Check every line below for the word "name" and copy the ones that have it.

──────── Records shown

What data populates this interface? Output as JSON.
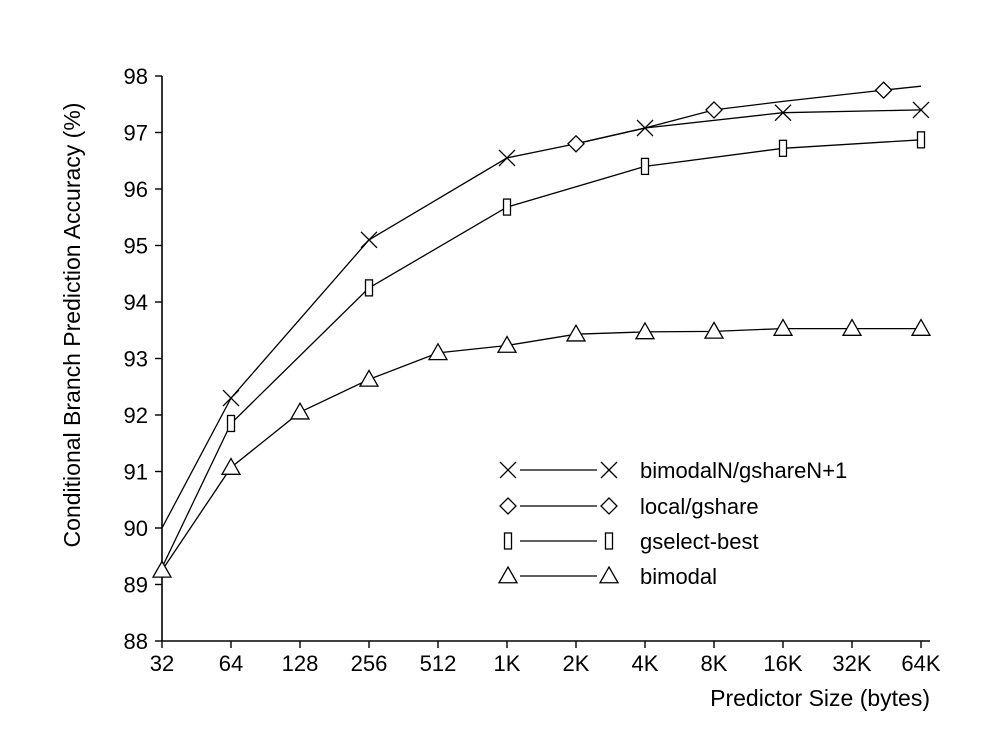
{
  "chart_data": {
    "type": "line",
    "xlabel": "Predictor Size (bytes)",
    "ylabel": "Conditional Branch Prediction Accuracy (%)",
    "x_ticks": [
      "32",
      "64",
      "128",
      "256",
      "512",
      "1K",
      "2K",
      "4K",
      "8K",
      "16K",
      "32K",
      "64K"
    ],
    "x_scale": "log2",
    "y_ticks": [
      "88",
      "89",
      "90",
      "91",
      "92",
      "93",
      "94",
      "95",
      "96",
      "97",
      "98"
    ],
    "ylim": [
      88,
      98
    ],
    "grid": false,
    "legend_position": "bottom-right",
    "series": [
      {
        "name": "bimodalN/gshareN+1",
        "marker": "x",
        "line_points": [
          [
            32,
            90.0
          ],
          [
            64,
            92.3
          ],
          [
            256,
            95.1
          ],
          [
            1024,
            96.55
          ],
          [
            2048,
            96.8
          ],
          [
            4096,
            97.08
          ],
          [
            16384,
            97.35
          ],
          [
            65536,
            97.4
          ]
        ],
        "marker_points": [
          [
            64,
            92.3
          ],
          [
            256,
            95.1
          ],
          [
            1024,
            96.55
          ],
          [
            4096,
            97.08
          ],
          [
            16384,
            97.35
          ],
          [
            65536,
            97.4
          ]
        ]
      },
      {
        "name": "local/gshare",
        "marker": "diamond",
        "line_points": [
          [
            2048,
            96.8
          ],
          [
            4096,
            97.08
          ],
          [
            8192,
            97.4
          ],
          [
            16384,
            97.55
          ],
          [
            45000,
            97.75
          ],
          [
            65536,
            97.82
          ]
        ],
        "marker_points": [
          [
            2048,
            96.8
          ],
          [
            8192,
            97.4
          ],
          [
            45000,
            97.75
          ]
        ]
      },
      {
        "name": "gselect-best",
        "marker": "rect",
        "line_points": [
          [
            32,
            89.3
          ],
          [
            64,
            91.85
          ],
          [
            256,
            94.25
          ],
          [
            1024,
            95.68
          ],
          [
            4096,
            96.4
          ],
          [
            16384,
            96.72
          ],
          [
            65536,
            96.87
          ]
        ],
        "marker_points": [
          [
            64,
            91.85
          ],
          [
            256,
            94.25
          ],
          [
            1024,
            95.68
          ],
          [
            4096,
            96.4
          ],
          [
            16384,
            96.72
          ],
          [
            65536,
            96.87
          ]
        ]
      },
      {
        "name": "bimodal",
        "marker": "triangle",
        "line_points": [
          [
            32,
            89.25
          ],
          [
            64,
            91.07
          ],
          [
            128,
            92.05
          ],
          [
            256,
            92.63
          ],
          [
            512,
            93.1
          ],
          [
            1024,
            93.23
          ],
          [
            2048,
            93.43
          ],
          [
            4096,
            93.47
          ],
          [
            8192,
            93.48
          ],
          [
            16384,
            93.53
          ],
          [
            32768,
            93.53
          ],
          [
            65536,
            93.53
          ]
        ],
        "marker_points": [
          [
            32,
            89.25
          ],
          [
            64,
            91.07
          ],
          [
            128,
            92.05
          ],
          [
            256,
            92.63
          ],
          [
            512,
            93.1
          ],
          [
            1024,
            93.23
          ],
          [
            2048,
            93.43
          ],
          [
            4096,
            93.47
          ],
          [
            8192,
            93.48
          ],
          [
            16384,
            93.53
          ],
          [
            32768,
            93.53
          ],
          [
            65536,
            93.53
          ]
        ]
      }
    ]
  }
}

────────────────

> _Written response_
        "name": "bimodalN/gshareN+1",
        "name": "local/gshare",
        "name": "gselect-best",
        "name": "bimodal",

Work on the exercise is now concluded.